Given exercise ▸
Output every record word for word.

Data extract ▸
* Begin *

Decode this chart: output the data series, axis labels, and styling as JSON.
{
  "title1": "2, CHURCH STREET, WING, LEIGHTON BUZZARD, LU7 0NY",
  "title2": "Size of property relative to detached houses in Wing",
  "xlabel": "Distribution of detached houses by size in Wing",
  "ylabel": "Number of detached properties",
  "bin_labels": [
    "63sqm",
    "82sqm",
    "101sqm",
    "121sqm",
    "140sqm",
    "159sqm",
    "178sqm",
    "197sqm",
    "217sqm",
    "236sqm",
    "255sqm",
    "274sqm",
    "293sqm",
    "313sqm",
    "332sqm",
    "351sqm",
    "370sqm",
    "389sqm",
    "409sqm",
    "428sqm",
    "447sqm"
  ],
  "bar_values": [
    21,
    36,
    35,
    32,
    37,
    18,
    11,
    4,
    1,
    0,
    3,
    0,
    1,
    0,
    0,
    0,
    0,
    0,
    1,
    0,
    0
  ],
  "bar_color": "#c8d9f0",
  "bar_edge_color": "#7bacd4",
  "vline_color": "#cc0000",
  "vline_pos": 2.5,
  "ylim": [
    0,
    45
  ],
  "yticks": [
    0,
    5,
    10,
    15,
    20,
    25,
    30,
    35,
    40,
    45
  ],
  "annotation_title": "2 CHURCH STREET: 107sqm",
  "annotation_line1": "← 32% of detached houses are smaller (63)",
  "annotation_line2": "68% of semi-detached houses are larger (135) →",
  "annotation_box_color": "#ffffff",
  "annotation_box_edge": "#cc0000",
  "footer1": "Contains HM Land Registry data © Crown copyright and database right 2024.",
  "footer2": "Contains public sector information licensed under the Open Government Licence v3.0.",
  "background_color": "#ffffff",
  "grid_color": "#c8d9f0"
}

* End *

Answer in full ▸
Decode this chart: output the data series, axis labels, and styling as JSON.
{
  "title1": "2, CHURCH STREET, WING, LEIGHTON BUZZARD, LU7 0NY",
  "title2": "Size of property relative to detached houses in Wing",
  "xlabel": "Distribution of detached houses by size in Wing",
  "ylabel": "Number of detached properties",
  "bin_labels": [
    "63sqm",
    "82sqm",
    "101sqm",
    "121sqm",
    "140sqm",
    "159sqm",
    "178sqm",
    "197sqm",
    "217sqm",
    "236sqm",
    "255sqm",
    "274sqm",
    "293sqm",
    "313sqm",
    "332sqm",
    "351sqm",
    "370sqm",
    "389sqm",
    "409sqm",
    "428sqm",
    "447sqm"
  ],
  "bar_values": [
    21,
    36,
    35,
    32,
    37,
    18,
    11,
    4,
    1,
    0,
    3,
    0,
    1,
    0,
    0,
    0,
    0,
    0,
    1,
    0,
    0
  ],
  "bar_color": "#c8d9f0",
  "bar_edge_color": "#7bacd4",
  "vline_color": "#cc0000",
  "vline_pos": 2.5,
  "ylim": [
    0,
    45
  ],
  "yticks": [
    0,
    5,
    10,
    15,
    20,
    25,
    30,
    35,
    40,
    45
  ],
  "annotation_title": "2 CHURCH STREET: 107sqm",
  "annotation_line1": "← 32% of detached houses are smaller (63)",
  "annotation_line2": "68% of semi-detached houses are larger (135) →",
  "annotation_box_color": "#ffffff",
  "annotation_box_edge": "#cc0000",
  "footer1": "Contains HM Land Registry data © Crown copyright and database right 2024.",
  "footer2": "Contains public sector information licensed under the Open Government Licence v3.0.",
  "background_color": "#ffffff",
  "grid_color": "#c8d9f0"
}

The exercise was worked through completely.